+++ DOCUMENT SEGMENT +++
Workforce readiness for high school seniors: Washington, D.C.
- Helping students attend school and earn a secondary credential: Students with high levels of absenteeism have lower academic performance and educational attainment. Those who do not complete high school or earn an equivalent credential face increased risk for a range of negative economic and health outcomes. Approaches to increase student attendance and persistence include dropout prevention programs, attendance and truancy interventions, mentoring programs, and alternative high schools. For adults and older adolescents that are disconnected from a traditional high school, alternative secondary credential programs may be appropriate.
- Targeting the drivers of poor attendance: Attendance and truancy programs work to remove barriers students face to regular school attendance. Typically, programs offer a range of support services to address common causes of poor attendance, such as health problems, family issues, or academic challenges. In addition, some schools examine internal policies that promote absences, like out-of-school suspensions, to find alternatives that keep students in school. While many programs are school-based, those focused on students involved in truancy cases may be run by court systems.
- Boosting student persistence: Dropout prevention programs aim to keep students in school by increasing school engagement, school attachment, and academic performance. Common approaches include reducing class sizes, offering tutoring, and starting mentoring programs. To further support students, many programs offer more intensive support services, like case management and vocational training. Programs can be school- or community-based, and they can serve entire schools or target specific groups at high risk of dropping out, like students that are pregnant.
+++ SUPPLIED INFORMATION +++
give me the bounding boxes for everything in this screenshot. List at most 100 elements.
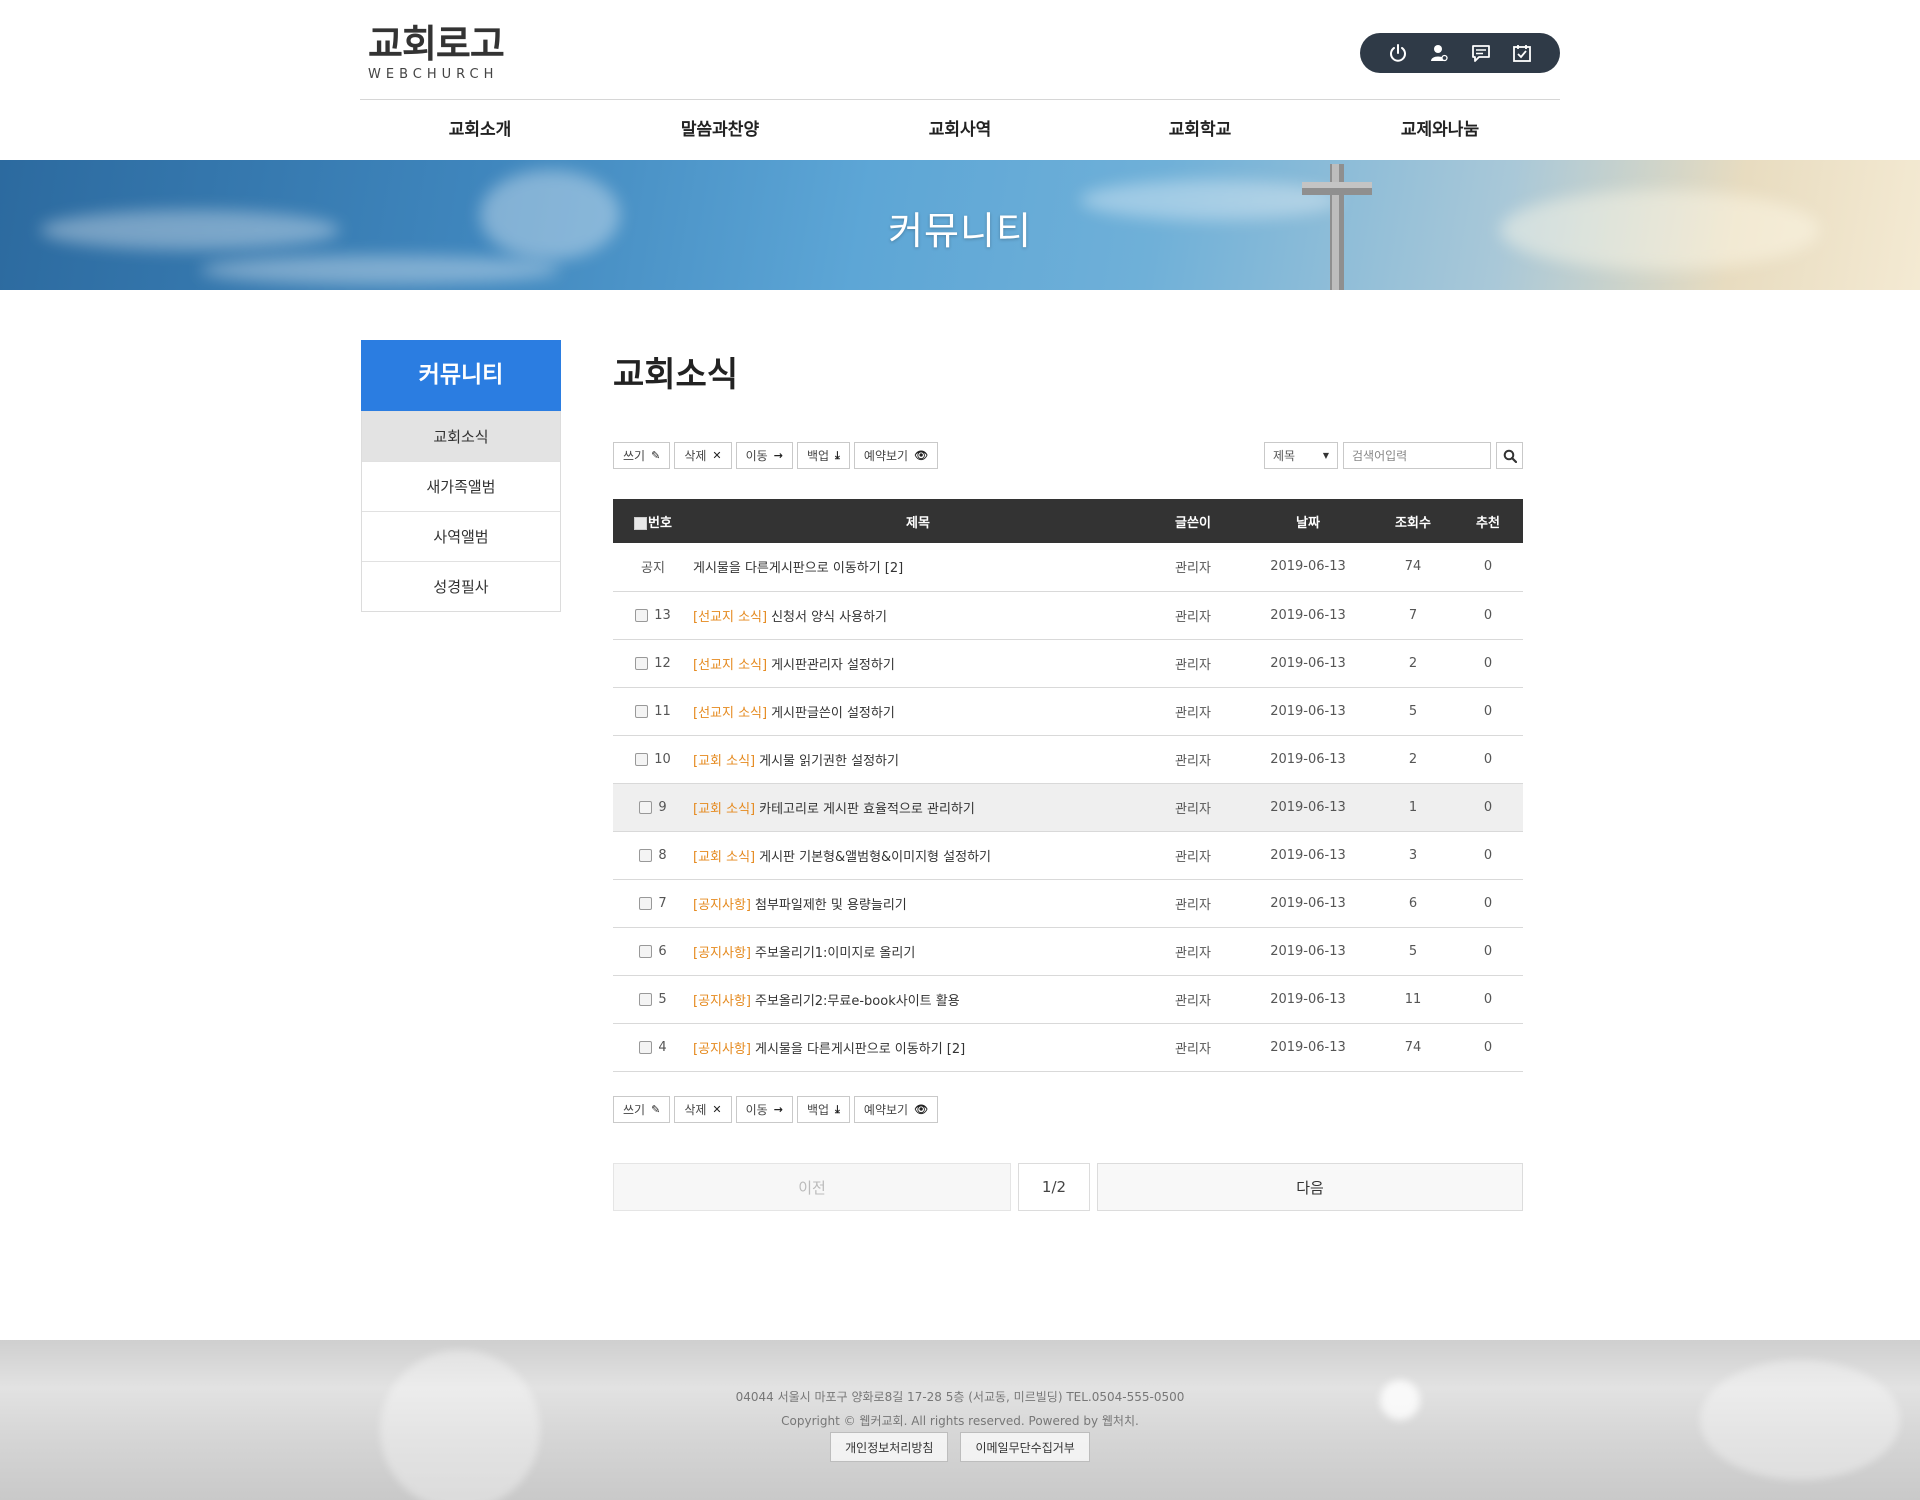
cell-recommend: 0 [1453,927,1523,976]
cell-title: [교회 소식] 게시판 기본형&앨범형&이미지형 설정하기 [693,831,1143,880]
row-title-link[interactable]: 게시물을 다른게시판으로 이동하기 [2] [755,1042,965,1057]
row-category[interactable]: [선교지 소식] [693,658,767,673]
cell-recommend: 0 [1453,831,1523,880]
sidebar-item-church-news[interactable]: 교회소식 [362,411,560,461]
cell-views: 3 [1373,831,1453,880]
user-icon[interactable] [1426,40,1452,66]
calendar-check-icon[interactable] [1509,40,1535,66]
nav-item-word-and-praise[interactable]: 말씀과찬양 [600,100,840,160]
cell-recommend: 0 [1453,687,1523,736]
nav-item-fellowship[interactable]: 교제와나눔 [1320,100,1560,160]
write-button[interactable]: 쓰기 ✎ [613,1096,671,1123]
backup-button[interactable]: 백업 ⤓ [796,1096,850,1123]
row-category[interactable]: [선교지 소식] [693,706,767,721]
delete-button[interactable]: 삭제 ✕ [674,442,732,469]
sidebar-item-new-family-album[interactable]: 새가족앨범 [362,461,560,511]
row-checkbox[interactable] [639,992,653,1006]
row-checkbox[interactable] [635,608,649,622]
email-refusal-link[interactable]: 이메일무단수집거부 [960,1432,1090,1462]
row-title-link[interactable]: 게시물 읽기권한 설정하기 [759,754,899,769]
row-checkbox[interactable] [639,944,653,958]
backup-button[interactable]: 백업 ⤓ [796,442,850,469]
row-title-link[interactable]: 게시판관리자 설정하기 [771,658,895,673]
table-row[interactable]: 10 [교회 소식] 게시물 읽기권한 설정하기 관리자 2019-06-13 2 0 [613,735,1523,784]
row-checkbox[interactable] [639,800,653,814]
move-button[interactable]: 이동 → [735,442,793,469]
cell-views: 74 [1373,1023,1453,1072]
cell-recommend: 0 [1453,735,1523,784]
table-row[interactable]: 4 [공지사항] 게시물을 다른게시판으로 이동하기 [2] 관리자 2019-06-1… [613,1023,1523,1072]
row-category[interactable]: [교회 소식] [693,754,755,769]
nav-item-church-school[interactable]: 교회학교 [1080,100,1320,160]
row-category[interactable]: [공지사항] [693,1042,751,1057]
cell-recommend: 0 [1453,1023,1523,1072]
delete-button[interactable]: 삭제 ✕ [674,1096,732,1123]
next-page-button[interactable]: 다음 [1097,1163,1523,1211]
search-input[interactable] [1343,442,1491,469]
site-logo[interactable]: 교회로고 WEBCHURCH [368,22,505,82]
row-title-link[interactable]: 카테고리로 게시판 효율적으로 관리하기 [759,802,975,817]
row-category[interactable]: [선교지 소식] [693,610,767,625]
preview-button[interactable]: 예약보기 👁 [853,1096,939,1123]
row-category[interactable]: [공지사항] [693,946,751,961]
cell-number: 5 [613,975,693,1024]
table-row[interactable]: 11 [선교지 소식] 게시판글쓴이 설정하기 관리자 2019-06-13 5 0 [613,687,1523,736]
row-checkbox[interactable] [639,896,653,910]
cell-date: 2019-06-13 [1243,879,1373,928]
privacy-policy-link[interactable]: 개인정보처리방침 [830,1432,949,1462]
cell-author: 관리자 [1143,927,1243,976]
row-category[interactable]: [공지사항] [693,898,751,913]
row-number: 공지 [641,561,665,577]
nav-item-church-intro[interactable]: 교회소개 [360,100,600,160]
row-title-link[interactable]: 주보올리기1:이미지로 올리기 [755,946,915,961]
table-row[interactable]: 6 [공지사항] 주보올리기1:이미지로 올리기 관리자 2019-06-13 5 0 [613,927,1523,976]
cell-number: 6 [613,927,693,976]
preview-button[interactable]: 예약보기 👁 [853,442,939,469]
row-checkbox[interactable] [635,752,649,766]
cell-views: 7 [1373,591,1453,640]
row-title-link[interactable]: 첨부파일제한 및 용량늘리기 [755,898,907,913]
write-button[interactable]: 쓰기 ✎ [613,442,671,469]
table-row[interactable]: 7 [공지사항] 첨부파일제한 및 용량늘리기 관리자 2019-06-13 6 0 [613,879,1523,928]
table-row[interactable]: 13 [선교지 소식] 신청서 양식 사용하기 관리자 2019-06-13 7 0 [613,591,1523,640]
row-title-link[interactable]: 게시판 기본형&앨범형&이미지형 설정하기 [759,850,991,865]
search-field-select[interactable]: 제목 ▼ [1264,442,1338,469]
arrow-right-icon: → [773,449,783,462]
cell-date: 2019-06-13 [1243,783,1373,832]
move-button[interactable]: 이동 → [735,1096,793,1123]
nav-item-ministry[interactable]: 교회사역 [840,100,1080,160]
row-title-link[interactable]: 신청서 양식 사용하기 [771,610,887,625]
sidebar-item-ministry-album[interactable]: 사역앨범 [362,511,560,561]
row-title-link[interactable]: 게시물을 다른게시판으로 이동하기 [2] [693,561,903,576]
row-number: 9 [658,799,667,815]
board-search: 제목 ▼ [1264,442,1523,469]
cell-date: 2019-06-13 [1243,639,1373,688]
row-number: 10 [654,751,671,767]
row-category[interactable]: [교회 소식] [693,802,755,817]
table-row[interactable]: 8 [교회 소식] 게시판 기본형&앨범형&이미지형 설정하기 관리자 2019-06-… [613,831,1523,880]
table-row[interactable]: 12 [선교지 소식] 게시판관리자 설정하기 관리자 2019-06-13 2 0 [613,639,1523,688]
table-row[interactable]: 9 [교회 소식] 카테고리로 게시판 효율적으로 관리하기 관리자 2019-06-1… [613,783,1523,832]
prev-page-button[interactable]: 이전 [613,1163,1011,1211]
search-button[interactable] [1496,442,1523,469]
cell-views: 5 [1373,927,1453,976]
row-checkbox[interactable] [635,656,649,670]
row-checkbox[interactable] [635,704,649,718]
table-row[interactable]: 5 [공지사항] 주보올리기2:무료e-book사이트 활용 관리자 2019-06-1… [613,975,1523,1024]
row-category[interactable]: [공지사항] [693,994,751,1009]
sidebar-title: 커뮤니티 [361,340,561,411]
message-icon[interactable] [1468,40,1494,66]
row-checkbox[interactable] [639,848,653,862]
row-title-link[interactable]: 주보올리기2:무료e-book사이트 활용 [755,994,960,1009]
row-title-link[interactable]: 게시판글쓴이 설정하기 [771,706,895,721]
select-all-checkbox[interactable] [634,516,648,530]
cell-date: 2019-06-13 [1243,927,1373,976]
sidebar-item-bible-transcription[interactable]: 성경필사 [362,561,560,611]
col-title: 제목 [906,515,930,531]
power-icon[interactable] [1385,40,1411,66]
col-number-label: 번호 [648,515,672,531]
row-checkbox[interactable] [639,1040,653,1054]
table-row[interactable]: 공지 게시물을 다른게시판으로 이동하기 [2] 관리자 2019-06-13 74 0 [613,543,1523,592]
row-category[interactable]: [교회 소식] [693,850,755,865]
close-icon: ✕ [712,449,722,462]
+++
+++ SUPPLIED INFORMATION +++
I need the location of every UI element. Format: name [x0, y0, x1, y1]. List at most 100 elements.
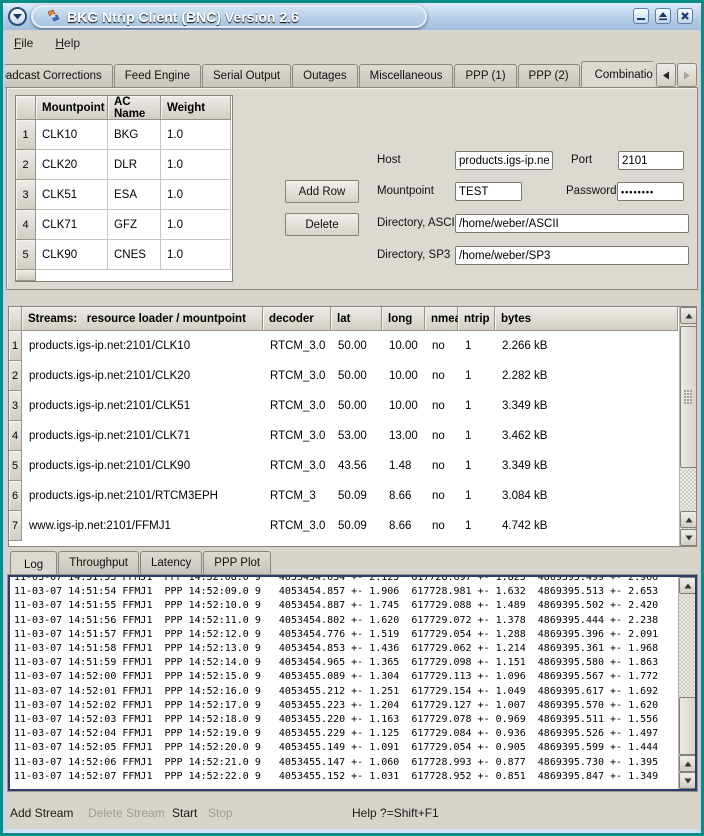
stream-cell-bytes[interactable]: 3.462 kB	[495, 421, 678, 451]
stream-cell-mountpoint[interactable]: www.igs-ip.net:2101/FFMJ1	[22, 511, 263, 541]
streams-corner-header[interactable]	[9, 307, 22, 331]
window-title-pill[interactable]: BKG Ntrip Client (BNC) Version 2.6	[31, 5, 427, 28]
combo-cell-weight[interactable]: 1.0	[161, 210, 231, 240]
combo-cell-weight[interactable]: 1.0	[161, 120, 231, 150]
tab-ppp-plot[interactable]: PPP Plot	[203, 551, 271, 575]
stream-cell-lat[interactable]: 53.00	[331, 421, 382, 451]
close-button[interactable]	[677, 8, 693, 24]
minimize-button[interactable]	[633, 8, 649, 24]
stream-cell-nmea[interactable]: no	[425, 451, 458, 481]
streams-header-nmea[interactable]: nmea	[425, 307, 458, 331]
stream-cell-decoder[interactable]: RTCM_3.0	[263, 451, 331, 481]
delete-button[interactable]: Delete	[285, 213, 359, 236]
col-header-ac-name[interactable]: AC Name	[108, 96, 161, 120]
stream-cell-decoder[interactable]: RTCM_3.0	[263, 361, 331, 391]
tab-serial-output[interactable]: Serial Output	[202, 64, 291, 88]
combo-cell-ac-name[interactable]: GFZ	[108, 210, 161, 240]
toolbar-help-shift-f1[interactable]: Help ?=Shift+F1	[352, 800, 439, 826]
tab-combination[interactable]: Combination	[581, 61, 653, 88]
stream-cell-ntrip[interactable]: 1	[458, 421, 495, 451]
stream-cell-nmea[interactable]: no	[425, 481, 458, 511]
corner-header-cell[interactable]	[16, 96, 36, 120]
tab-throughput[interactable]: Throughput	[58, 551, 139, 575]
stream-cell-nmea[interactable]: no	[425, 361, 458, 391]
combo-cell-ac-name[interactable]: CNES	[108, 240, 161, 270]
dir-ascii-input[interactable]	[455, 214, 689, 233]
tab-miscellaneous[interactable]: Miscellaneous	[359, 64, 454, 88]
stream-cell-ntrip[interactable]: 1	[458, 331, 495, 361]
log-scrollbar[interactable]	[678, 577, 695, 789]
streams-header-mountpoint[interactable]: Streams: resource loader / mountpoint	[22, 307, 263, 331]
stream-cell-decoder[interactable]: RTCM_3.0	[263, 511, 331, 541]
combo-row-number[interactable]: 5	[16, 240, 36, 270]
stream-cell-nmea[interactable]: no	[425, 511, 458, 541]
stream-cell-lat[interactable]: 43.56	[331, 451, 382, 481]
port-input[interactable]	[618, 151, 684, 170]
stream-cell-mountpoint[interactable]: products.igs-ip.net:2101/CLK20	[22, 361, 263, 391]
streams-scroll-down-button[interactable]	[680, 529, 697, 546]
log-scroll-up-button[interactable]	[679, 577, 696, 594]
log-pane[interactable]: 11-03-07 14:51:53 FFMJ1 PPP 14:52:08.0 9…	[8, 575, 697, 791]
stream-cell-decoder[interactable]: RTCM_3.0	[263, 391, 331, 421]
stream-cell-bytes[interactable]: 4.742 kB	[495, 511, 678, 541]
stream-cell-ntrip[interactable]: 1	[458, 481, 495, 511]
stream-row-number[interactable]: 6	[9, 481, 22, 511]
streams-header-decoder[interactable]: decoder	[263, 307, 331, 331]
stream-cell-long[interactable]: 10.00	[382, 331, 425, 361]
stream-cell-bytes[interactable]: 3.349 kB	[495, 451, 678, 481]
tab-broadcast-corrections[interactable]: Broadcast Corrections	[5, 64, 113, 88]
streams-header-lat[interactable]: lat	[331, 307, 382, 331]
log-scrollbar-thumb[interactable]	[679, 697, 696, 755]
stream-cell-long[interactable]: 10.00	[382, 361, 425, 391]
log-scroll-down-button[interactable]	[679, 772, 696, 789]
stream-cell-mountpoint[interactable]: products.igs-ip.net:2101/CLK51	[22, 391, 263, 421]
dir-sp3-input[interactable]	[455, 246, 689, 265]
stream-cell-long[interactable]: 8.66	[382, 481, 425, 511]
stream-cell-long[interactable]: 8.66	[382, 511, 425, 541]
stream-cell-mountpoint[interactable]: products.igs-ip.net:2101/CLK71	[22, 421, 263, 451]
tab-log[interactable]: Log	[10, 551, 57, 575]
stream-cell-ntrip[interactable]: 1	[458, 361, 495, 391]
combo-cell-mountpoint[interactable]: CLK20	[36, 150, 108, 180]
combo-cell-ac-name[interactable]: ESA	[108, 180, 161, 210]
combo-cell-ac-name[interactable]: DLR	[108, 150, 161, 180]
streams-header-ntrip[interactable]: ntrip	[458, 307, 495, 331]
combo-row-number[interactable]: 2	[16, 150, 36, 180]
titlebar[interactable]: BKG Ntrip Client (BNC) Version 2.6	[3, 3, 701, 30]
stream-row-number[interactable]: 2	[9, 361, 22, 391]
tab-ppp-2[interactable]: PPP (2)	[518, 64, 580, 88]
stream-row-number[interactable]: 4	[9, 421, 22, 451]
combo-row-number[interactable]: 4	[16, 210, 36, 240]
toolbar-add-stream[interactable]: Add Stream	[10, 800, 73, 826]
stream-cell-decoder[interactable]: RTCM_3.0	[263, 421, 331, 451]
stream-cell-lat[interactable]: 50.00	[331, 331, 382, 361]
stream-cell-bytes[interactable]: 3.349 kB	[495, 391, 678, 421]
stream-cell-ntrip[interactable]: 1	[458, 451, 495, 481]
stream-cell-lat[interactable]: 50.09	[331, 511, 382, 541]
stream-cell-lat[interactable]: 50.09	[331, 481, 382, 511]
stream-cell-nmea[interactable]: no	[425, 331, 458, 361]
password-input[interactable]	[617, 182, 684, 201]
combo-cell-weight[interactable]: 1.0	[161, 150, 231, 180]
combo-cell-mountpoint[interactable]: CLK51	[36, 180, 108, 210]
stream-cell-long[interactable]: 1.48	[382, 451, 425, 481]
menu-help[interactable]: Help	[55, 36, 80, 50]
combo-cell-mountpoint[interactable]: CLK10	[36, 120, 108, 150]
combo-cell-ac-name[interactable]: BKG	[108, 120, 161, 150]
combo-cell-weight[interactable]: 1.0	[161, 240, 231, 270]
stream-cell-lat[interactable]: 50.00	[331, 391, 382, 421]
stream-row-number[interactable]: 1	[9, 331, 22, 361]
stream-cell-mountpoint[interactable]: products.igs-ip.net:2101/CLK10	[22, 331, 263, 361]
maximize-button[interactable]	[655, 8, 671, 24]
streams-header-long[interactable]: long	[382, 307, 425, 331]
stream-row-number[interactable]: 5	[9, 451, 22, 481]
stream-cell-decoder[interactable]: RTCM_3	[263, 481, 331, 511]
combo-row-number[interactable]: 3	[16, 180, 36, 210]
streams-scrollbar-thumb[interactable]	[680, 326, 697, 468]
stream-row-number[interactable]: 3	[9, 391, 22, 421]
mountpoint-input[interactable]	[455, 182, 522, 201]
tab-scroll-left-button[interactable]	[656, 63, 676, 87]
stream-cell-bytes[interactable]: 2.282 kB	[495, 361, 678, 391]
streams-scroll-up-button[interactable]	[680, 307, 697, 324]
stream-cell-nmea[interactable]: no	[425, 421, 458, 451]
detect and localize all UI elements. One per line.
+++
» **TASK REQUIREMENTS**
**1)** In the workforce readiness text, who may run the programs focused on students involved in truancy cases?
**2)** Please carry the text on high school workforce readiness forward from its final sentence.

» **EXPECTED OUTPUTS**
**1)** Court systems may run them.

**2)**
- Offering alternative models of high school: Alternative high school programs aim to help students at risk of not completing high school earn a secondary credential. Programs vary considerably in form and intensity, with some being delivered in traditional school environments and others using separate facilities. Similarly, some programs focus on a narrow range of interventions, like mentoring, while others offer more comprehensive services, from counseling and tutoring to career education.
- Helping individuals complete their secondary education: General Education Development (GED) and High School Equivalency Diploma (HSED) programs help individuals without a high school diploma earn an equivalent credential. Credentials are awarded to students who pass a series of exams meant to test knowledge of high school subjects, like math, reading, and science. To increase students’ chance of success, programs typically offer academic supports, such as prep courses or tutoring. Some programs supplement academic supports with counseling or social services.
- Matching students with mentors: Volunteer mentoring programs, like Big Brothers Big Sisters, recruit community members to serve as mentors to area youth. Typically, programs primarily focus on building supportive relationships between youth and their mentors. Program design varies, with both community- and school-based programs being common.
Strategies to improve attendance, strengthen school persistence, and create alternative paths to graduation are supported by multiple rigorous studies with positive results.
A 2017 research synthesis found that attendance interventions for chronically absent students were a scientifically supported approach to improving student attendance.
A 2016 research synthesis found that dropout prevention programs are a scientifically supported approach to increasing high school completion.
A 2016 research synthesis found that dropout prevention programs for teen mothers are a scientifically supported approach to increasing high school completion.
A 2016 research synthesis found that alternative high schools for at-risk students are a scientifically supported strategy for increasing high school completion.
A 2022 research synthesis found some evidence that high school equivalency credential programs increase earnings and reduce recidivism.
A 2016 research synthesis found some evidence that Big Brothers Big Sisters reduces delinquent behavior and increases academic achievement.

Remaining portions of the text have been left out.